Written problem: Collect each line of the records containing the string "this".

====== Recorded information

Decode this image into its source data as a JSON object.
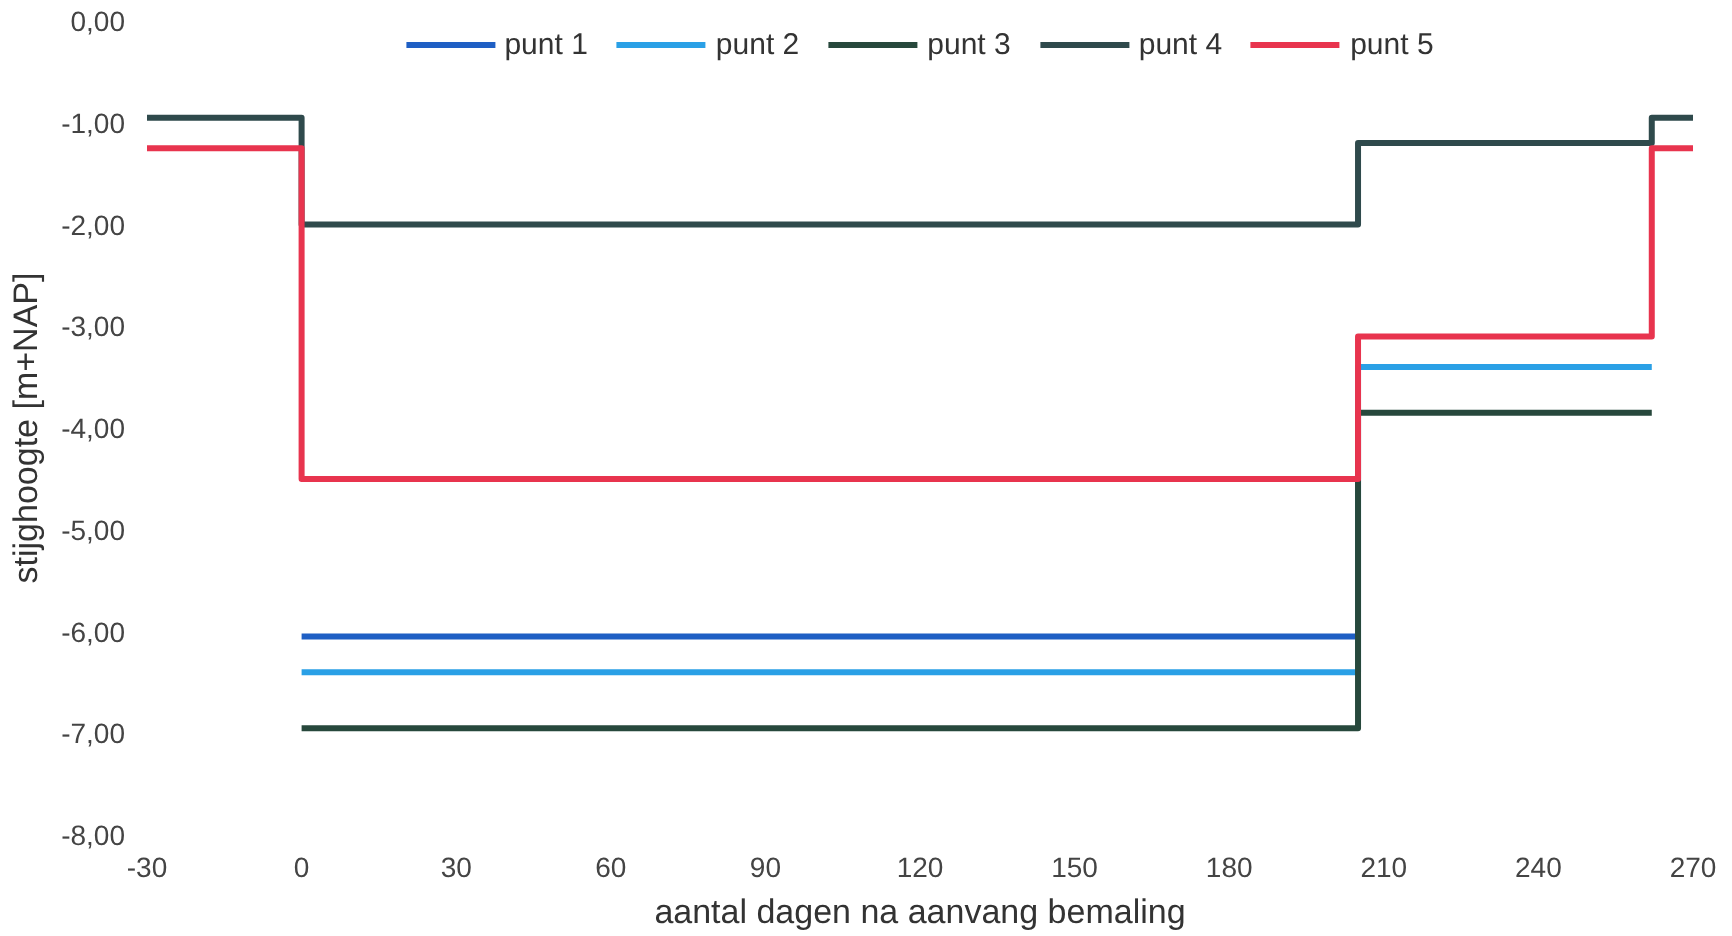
{
  "chart_data": {
    "type": "step",
    "xlabel": "aantal dagen na aanvang bemaling",
    "ylabel": "stijghoogte [m+NAP]",
    "x": [
      -30,
      0,
      205,
      262,
      270
    ],
    "series": [
      {
        "name": "punt 1",
        "color": "#1f5fc4",
        "x": [
          0,
          205
        ],
        "values": [
          -6.05,
          -6.05
        ]
      },
      {
        "name": "punt 2",
        "color": "#2aa0e6",
        "x": [
          0,
          205,
          262
        ],
        "values": [
          -6.4,
          -3.4,
          -3.4
        ]
      },
      {
        "name": "punt 3",
        "color": "#27483c",
        "x": [
          0,
          205,
          262
        ],
        "values": [
          -6.95,
          -3.85,
          -3.85
        ]
      },
      {
        "name": "punt 4",
        "color": "#2f4a4c",
        "values": [
          -0.95,
          -2.0,
          -1.2,
          -0.95,
          -0.95
        ]
      },
      {
        "name": "punt 5",
        "color": "#e8344e",
        "values": [
          -1.25,
          -4.5,
          -3.1,
          -1.25,
          -1.25
        ]
      }
    ],
    "xlim": [
      -30,
      270
    ],
    "xticks": [
      {
        "value": -30,
        "label": "-30"
      },
      0,
      30,
      60,
      90,
      120,
      150,
      180,
      210,
      240,
      270
    ],
    "ylim": [
      -8,
      0
    ],
    "yticks": [
      {
        "value": 0,
        "label": "0,00"
      },
      {
        "value": -1,
        "label": "-1,00"
      },
      {
        "value": -2,
        "label": "-2,00"
      },
      {
        "value": -3,
        "label": "-3,00"
      },
      {
        "value": -4,
        "label": "-4,00"
      },
      {
        "value": -5,
        "label": "-5,00"
      },
      {
        "value": -6,
        "label": "-6,00"
      },
      {
        "value": -7,
        "label": "-7,00"
      },
      {
        "value": -8,
        "label": "-8,00"
      }
    ],
    "grid": false,
    "legend": "top",
    "line_style": "solid"
  }
}
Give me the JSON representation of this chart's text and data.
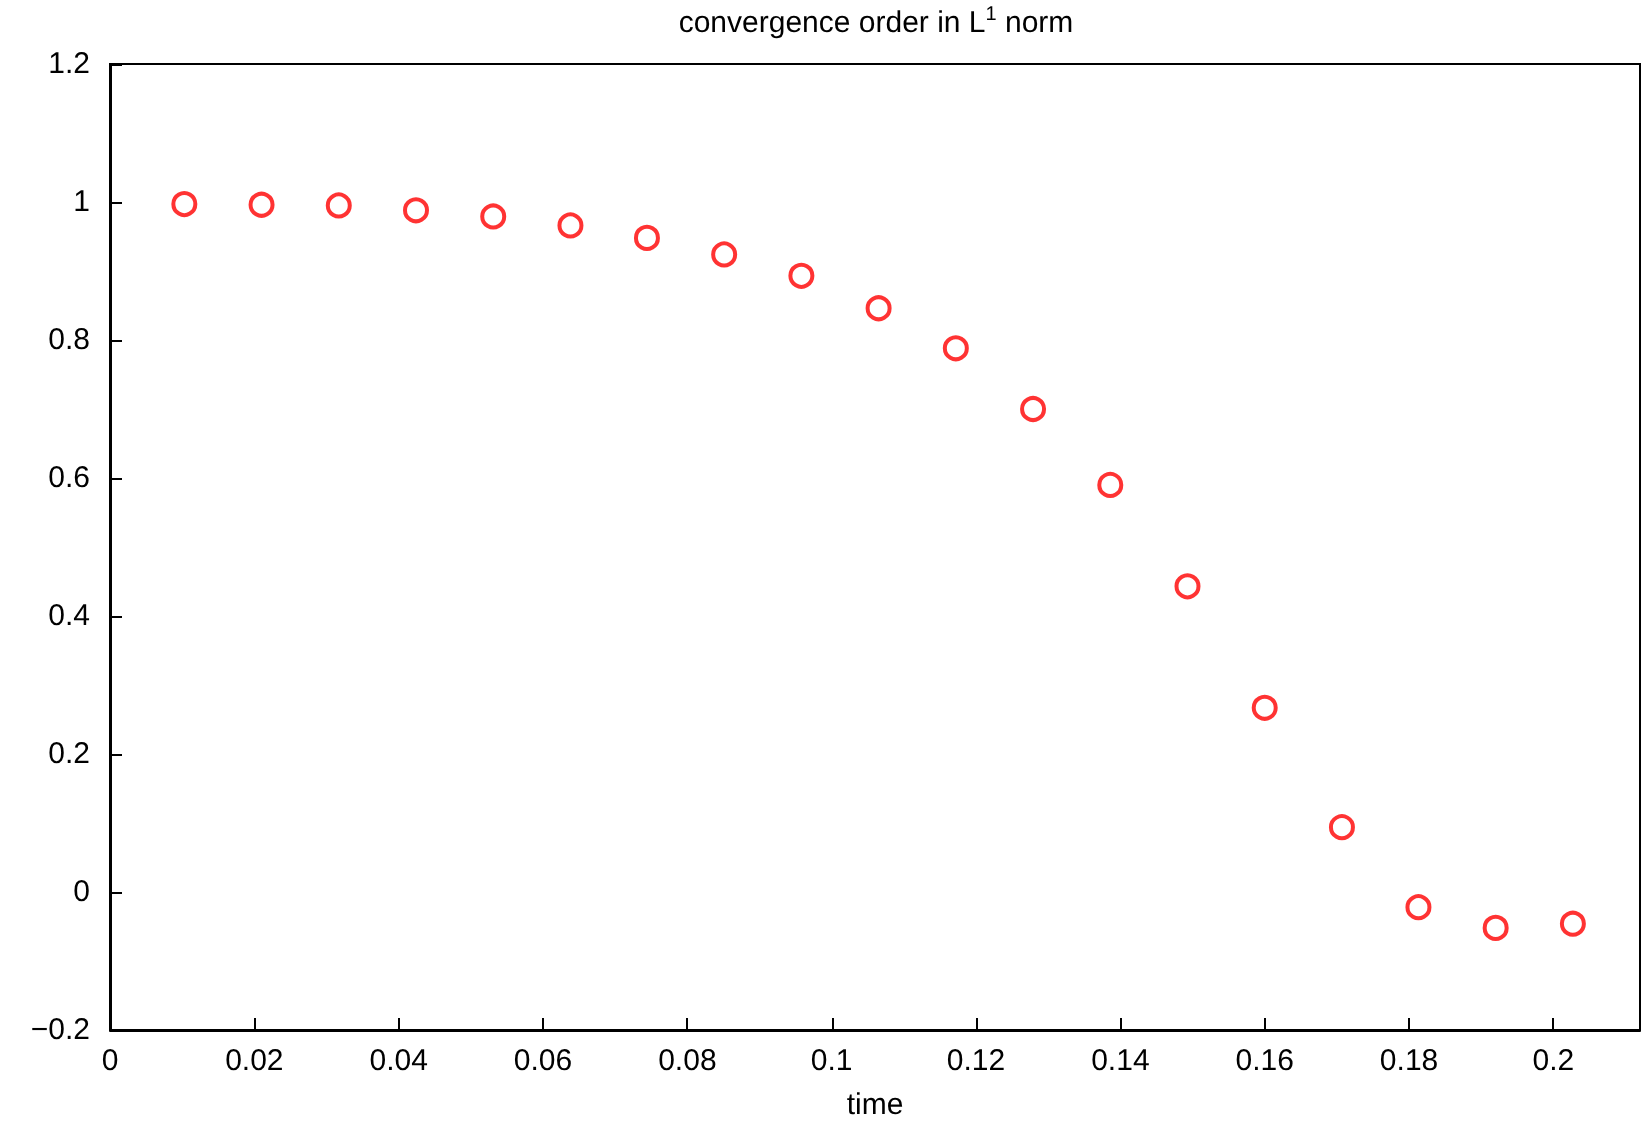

============

Answer for the task:
Decode this image into its source data as a JSON object.
Give me the JSON representation of this chart's text and data.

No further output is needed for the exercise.